── SUPPLIED DATA

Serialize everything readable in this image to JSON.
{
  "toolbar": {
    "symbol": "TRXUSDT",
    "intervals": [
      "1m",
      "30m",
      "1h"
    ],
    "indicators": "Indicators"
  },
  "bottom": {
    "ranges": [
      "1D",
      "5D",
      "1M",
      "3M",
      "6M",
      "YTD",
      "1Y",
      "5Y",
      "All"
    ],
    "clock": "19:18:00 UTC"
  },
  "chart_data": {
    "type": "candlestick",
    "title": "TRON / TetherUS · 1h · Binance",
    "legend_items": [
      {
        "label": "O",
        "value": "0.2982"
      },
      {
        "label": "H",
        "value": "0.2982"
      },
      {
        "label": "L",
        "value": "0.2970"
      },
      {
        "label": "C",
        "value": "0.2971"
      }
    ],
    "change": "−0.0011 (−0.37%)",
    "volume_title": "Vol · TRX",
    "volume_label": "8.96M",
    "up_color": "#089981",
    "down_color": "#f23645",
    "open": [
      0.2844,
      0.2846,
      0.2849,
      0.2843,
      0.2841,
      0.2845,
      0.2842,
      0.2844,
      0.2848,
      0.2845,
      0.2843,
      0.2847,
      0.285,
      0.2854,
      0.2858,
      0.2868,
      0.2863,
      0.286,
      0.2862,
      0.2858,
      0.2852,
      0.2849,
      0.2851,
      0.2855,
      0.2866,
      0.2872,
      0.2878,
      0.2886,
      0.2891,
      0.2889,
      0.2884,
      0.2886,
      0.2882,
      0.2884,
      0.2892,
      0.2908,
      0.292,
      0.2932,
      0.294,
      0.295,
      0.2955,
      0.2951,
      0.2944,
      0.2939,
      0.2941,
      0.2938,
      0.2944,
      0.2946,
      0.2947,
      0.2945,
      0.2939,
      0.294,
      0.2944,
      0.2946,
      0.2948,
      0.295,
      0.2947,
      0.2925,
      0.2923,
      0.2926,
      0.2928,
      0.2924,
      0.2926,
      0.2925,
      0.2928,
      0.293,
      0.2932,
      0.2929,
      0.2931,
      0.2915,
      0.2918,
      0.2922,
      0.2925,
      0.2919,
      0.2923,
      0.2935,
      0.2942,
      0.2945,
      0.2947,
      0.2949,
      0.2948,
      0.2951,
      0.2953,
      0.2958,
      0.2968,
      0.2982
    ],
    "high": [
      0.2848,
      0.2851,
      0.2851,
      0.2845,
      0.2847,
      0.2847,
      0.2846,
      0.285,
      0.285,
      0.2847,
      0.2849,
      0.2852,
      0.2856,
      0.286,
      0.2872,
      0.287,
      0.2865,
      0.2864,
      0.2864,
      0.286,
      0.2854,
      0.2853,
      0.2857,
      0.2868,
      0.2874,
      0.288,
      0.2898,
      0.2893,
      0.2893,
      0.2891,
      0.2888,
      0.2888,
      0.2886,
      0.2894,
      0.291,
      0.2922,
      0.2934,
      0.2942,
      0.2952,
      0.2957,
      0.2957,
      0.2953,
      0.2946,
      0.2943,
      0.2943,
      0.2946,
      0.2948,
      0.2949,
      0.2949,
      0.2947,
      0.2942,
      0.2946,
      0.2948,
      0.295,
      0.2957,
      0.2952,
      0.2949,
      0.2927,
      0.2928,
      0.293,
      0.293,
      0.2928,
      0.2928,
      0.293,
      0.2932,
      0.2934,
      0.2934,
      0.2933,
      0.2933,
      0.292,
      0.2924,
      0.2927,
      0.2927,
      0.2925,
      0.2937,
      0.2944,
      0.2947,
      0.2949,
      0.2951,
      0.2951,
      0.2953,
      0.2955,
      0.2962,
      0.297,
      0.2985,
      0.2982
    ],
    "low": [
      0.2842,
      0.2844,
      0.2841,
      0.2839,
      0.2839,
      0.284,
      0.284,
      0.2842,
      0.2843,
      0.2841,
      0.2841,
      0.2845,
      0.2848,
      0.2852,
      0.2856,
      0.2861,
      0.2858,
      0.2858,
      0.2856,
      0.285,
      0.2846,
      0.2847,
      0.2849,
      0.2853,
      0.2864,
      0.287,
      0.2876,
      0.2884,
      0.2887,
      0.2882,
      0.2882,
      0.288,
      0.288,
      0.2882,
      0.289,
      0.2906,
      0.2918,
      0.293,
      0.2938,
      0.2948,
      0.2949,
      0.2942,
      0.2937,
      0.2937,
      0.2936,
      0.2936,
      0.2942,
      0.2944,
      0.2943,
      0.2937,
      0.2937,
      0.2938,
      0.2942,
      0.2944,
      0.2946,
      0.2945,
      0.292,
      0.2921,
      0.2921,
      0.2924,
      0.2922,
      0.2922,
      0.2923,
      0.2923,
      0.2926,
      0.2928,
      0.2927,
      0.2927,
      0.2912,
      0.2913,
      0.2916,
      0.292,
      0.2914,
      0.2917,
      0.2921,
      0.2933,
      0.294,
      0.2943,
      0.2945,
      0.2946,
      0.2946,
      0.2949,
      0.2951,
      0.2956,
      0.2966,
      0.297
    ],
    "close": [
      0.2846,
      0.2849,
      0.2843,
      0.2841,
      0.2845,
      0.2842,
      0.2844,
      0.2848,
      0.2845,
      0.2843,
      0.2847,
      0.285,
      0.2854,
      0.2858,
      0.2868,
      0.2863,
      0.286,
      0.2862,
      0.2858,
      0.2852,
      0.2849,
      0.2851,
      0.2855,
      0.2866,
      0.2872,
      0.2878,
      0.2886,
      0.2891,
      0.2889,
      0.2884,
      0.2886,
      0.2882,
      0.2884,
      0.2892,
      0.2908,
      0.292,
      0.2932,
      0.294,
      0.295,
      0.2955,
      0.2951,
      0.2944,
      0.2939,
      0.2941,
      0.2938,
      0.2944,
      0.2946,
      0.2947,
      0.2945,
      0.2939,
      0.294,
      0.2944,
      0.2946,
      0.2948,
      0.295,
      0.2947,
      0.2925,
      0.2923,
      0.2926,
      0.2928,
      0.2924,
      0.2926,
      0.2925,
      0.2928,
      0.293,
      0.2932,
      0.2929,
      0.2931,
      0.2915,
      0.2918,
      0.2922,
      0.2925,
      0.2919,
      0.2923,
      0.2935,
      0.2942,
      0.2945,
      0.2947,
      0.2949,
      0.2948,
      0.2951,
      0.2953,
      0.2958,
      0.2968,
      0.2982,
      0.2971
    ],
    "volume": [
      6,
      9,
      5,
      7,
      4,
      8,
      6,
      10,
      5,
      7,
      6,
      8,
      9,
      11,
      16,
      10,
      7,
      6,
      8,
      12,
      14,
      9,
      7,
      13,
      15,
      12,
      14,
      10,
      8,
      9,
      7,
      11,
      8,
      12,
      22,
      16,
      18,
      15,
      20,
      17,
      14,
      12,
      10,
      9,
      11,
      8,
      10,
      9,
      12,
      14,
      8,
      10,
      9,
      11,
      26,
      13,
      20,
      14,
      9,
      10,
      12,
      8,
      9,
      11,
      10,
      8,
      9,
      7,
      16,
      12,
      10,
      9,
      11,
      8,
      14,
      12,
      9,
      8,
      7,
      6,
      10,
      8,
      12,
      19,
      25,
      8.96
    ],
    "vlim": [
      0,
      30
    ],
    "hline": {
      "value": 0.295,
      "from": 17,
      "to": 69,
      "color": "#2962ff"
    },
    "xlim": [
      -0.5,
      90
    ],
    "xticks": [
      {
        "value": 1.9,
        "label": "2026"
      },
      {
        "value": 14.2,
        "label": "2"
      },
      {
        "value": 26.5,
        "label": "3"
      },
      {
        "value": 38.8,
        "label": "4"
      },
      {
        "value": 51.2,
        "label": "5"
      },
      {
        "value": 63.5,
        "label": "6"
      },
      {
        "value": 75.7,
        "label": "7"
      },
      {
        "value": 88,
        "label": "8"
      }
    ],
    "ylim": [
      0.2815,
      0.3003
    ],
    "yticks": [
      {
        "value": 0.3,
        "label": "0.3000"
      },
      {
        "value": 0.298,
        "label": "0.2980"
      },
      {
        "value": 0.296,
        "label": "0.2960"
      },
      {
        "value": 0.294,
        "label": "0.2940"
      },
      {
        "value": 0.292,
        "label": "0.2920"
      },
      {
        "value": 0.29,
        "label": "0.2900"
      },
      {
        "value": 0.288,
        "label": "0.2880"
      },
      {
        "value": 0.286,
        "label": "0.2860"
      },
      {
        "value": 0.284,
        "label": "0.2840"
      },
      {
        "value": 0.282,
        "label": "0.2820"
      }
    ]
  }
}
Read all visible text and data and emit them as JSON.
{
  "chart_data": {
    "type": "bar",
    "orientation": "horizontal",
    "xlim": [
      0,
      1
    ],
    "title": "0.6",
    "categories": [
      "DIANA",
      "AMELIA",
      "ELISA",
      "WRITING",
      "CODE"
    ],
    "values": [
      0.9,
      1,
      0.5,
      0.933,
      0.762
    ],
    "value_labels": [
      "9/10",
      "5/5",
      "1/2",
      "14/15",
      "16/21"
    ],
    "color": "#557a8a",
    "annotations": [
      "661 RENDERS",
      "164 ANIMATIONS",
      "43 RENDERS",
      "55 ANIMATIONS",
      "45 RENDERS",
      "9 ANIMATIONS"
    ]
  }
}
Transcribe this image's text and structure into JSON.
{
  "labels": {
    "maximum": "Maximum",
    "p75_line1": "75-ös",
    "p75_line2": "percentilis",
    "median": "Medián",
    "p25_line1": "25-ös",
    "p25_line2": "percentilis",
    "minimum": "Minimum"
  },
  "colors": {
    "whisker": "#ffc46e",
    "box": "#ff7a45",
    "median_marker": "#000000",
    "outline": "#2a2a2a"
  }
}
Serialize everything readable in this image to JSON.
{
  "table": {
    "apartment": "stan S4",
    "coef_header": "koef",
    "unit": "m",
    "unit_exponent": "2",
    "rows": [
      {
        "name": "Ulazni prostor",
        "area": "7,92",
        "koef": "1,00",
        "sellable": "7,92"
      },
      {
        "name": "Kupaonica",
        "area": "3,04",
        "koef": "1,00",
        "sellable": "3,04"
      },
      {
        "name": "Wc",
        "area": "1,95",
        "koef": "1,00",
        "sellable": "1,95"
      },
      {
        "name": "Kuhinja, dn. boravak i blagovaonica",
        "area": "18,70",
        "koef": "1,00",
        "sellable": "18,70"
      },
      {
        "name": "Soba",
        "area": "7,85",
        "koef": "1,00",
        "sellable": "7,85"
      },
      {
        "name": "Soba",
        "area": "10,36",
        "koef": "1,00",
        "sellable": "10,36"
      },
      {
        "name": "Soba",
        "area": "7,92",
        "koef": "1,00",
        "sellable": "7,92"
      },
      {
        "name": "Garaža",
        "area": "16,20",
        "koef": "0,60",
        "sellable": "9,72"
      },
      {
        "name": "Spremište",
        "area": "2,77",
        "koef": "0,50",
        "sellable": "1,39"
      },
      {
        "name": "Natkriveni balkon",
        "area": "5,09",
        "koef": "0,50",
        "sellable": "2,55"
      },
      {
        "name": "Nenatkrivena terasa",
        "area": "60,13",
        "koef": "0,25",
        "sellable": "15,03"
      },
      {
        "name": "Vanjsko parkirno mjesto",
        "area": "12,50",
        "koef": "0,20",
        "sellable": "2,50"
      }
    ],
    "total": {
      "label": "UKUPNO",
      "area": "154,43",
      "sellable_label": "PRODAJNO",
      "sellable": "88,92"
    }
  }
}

────

Copy out every line of the listing that includes the string "ANIMATIONS".

      "164 ANIMATIONS",
      "55 ANIMATIONS",
      "9 ANIMATIONS"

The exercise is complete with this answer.